**Task prompt**
Repeat the items below, substituting "resistance-dot-series" for every occurrence of "pressure-dot-series" and leaving everything else untouched.

**Information given**
--- BEGIN ---
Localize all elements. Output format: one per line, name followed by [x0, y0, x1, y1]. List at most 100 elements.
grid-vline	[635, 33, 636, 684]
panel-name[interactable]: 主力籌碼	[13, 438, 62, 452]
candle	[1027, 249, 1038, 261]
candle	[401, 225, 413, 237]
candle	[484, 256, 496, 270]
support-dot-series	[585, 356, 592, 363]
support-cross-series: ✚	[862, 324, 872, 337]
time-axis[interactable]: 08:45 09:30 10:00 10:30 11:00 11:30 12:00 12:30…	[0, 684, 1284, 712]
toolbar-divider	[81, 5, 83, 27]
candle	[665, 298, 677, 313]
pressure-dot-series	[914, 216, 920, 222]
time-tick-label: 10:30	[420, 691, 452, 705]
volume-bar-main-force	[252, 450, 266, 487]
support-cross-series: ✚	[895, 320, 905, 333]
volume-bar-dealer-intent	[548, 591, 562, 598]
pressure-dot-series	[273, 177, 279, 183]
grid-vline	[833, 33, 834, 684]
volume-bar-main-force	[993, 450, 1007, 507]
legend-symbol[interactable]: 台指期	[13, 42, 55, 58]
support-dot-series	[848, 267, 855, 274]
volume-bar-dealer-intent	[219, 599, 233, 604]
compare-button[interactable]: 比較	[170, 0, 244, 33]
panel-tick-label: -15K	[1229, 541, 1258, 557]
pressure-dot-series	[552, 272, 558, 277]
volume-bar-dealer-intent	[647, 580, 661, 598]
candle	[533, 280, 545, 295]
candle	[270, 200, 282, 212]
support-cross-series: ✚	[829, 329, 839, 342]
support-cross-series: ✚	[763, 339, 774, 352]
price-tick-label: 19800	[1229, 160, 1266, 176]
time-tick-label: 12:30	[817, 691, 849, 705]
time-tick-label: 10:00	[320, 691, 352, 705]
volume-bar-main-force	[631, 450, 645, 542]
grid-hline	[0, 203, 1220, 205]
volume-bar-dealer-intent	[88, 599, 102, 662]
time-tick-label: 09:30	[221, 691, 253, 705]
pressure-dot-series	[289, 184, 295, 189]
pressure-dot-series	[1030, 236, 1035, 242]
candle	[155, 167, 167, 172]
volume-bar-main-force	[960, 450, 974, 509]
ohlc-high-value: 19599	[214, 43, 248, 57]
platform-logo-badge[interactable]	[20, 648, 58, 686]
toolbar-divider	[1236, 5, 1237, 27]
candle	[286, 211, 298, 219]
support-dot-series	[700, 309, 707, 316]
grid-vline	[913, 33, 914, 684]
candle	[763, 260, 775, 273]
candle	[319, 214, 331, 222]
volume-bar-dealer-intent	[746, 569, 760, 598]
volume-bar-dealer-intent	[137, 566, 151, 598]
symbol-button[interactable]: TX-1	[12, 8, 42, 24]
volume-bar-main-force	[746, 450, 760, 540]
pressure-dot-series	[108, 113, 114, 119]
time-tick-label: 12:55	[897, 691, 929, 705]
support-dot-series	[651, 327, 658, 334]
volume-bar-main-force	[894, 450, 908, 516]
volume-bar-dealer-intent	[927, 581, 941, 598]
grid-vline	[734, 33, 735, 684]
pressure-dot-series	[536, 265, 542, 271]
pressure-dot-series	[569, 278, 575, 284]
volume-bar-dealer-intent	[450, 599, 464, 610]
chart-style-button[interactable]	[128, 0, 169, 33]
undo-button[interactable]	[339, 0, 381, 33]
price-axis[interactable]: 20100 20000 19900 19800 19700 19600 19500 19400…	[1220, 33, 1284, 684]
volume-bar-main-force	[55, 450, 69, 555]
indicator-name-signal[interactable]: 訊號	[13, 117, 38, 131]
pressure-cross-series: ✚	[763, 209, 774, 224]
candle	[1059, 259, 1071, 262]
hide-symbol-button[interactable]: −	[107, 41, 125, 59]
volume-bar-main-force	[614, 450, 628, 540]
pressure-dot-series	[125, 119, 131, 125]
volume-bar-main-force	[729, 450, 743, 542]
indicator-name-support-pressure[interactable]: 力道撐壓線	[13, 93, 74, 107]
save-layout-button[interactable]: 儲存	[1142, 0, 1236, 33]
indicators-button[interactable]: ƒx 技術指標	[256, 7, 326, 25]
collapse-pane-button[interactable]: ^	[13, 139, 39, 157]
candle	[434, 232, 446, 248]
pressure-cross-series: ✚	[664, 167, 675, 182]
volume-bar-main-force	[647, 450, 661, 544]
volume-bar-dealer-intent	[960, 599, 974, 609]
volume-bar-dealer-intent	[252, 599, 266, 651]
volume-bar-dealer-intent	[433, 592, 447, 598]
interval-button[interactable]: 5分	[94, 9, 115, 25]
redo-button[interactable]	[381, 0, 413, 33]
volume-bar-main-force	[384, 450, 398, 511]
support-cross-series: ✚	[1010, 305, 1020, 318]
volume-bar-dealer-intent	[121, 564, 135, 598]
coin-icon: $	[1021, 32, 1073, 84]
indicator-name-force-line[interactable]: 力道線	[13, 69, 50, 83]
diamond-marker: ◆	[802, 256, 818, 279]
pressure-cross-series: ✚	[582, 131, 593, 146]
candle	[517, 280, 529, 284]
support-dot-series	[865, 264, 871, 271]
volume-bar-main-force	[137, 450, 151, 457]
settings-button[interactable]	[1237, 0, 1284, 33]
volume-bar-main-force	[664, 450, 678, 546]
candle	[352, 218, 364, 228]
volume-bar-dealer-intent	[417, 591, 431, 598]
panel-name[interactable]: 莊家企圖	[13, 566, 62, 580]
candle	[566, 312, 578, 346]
--- END ---
**Complete output**
Localize all elements. Output format: one per line, name followed by [x0, y0, x1, y1]. List at most 100 elements.
grid-vline	[635, 33, 636, 684]
panel-name[interactable]: 主力籌碼	[13, 438, 62, 452]
candle	[1027, 249, 1038, 261]
candle	[401, 225, 413, 237]
candle	[484, 256, 496, 270]
support-dot-series	[585, 356, 592, 363]
support-cross-series: ✚	[862, 324, 872, 337]
time-axis[interactable]: 08:45 09:30 10:00 10:30 11:00 11:30 12:00 12:30…	[0, 684, 1284, 712]
toolbar-divider	[81, 5, 83, 27]
candle	[665, 298, 677, 313]
resistance-dot-series	[914, 216, 920, 222]
time-tick-label: 10:30	[420, 691, 452, 705]
volume-bar-main-force	[252, 450, 266, 487]
support-cross-series: ✚	[895, 320, 905, 333]
volume-bar-dealer-intent	[548, 591, 562, 598]
resistance-dot-series	[273, 177, 279, 183]
grid-vline	[833, 33, 834, 684]
volume-bar-main-force	[993, 450, 1007, 507]
legend-symbol[interactable]: 台指期	[13, 42, 55, 58]
support-dot-series	[848, 267, 855, 274]
volume-bar-dealer-intent	[219, 599, 233, 604]
compare-button[interactable]: 比較	[170, 0, 244, 33]
panel-tick-label: -15K	[1229, 541, 1258, 557]
resistance-dot-series	[552, 272, 558, 277]
volume-bar-dealer-intent	[647, 580, 661, 598]
candle	[533, 280, 545, 295]
candle	[270, 200, 282, 212]
support-cross-series: ✚	[829, 329, 839, 342]
support-cross-series: ✚	[763, 339, 774, 352]
price-tick-label: 19800	[1229, 160, 1266, 176]
time-tick-label: 12:30	[817, 691, 849, 705]
time-tick-label: 10:00	[320, 691, 352, 705]
volume-bar-main-force	[631, 450, 645, 542]
grid-hline	[0, 203, 1220, 205]
volume-bar-dealer-intent	[88, 599, 102, 662]
time-tick-label: 09:30	[221, 691, 253, 705]
resistance-dot-series	[289, 184, 295, 189]
resistance-dot-series	[1030, 236, 1035, 242]
candle	[155, 167, 167, 172]
volume-bar-main-force	[960, 450, 974, 509]
ohlc-high-value: 19599	[214, 43, 248, 57]
platform-logo-badge[interactable]	[20, 648, 58, 686]
toolbar-divider	[1236, 5, 1237, 27]
candle	[286, 211, 298, 219]
support-dot-series	[700, 309, 707, 316]
grid-vline	[913, 33, 914, 684]
candle	[763, 260, 775, 273]
candle	[319, 214, 331, 222]
volume-bar-dealer-intent	[746, 569, 760, 598]
volume-bar-dealer-intent	[137, 566, 151, 598]
symbol-button[interactable]: TX-1	[12, 8, 42, 24]
volume-bar-main-force	[746, 450, 760, 540]
resistance-dot-series	[108, 113, 114, 119]
time-tick-label: 12:55	[897, 691, 929, 705]
support-dot-series	[651, 327, 658, 334]
volume-bar-main-force	[894, 450, 908, 516]
volume-bar-dealer-intent	[927, 581, 941, 598]
grid-vline	[734, 33, 735, 684]
resistance-dot-series	[536, 265, 542, 271]
resistance-dot-series	[569, 278, 575, 284]
volume-bar-dealer-intent	[450, 599, 464, 610]
chart-style-button[interactable]	[128, 0, 169, 33]
undo-button[interactable]	[339, 0, 381, 33]
price-axis[interactable]: 20100 20000 19900 19800 19700 19600 19500 19400…	[1220, 33, 1284, 684]
volume-bar-main-force	[55, 450, 69, 555]
indicator-name-signal[interactable]: 訊號	[13, 117, 38, 131]
pressure-cross-series: ✚	[763, 209, 774, 224]
candle	[1059, 259, 1071, 262]
hide-symbol-button[interactable]: −	[107, 41, 125, 59]
volume-bar-main-force	[614, 450, 628, 540]
resistance-dot-series	[125, 119, 131, 125]
volume-bar-main-force	[729, 450, 743, 542]
indicator-name-support-pressure[interactable]: 力道撐壓線	[13, 93, 74, 107]
save-layout-button[interactable]: 儲存	[1142, 0, 1236, 33]
indicators-button[interactable]: ƒx 技術指標	[256, 7, 326, 25]
collapse-pane-button[interactable]: ^	[13, 139, 39, 157]
candle	[434, 232, 446, 248]
pressure-cross-series: ✚	[664, 167, 675, 182]
volume-bar-main-force	[647, 450, 661, 544]
volume-bar-dealer-intent	[960, 599, 974, 609]
volume-bar-dealer-intent	[252, 599, 266, 651]
volume-bar-dealer-intent	[433, 592, 447, 598]
interval-button[interactable]: 5分	[94, 9, 115, 25]
redo-button[interactable]	[381, 0, 413, 33]
volume-bar-main-force	[384, 450, 398, 511]
support-cross-series: ✚	[1010, 305, 1020, 318]
volume-bar-dealer-intent	[121, 564, 135, 598]
coin-icon: $	[1021, 32, 1073, 84]
indicator-name-force-line[interactable]: 力道線	[13, 69, 50, 83]
diamond-marker: ◆	[802, 256, 818, 279]
pressure-cross-series: ✚	[582, 131, 593, 146]
candle	[517, 280, 529, 284]
support-dot-series	[865, 264, 871, 271]
volume-bar-main-force	[137, 450, 151, 457]
settings-button[interactable]	[1237, 0, 1284, 33]
volume-bar-main-force	[664, 450, 678, 546]
candle	[352, 218, 364, 228]
volume-bar-dealer-intent	[417, 591, 431, 598]
panel-name[interactable]: 莊家企圖	[13, 566, 62, 580]
candle	[566, 312, 578, 346]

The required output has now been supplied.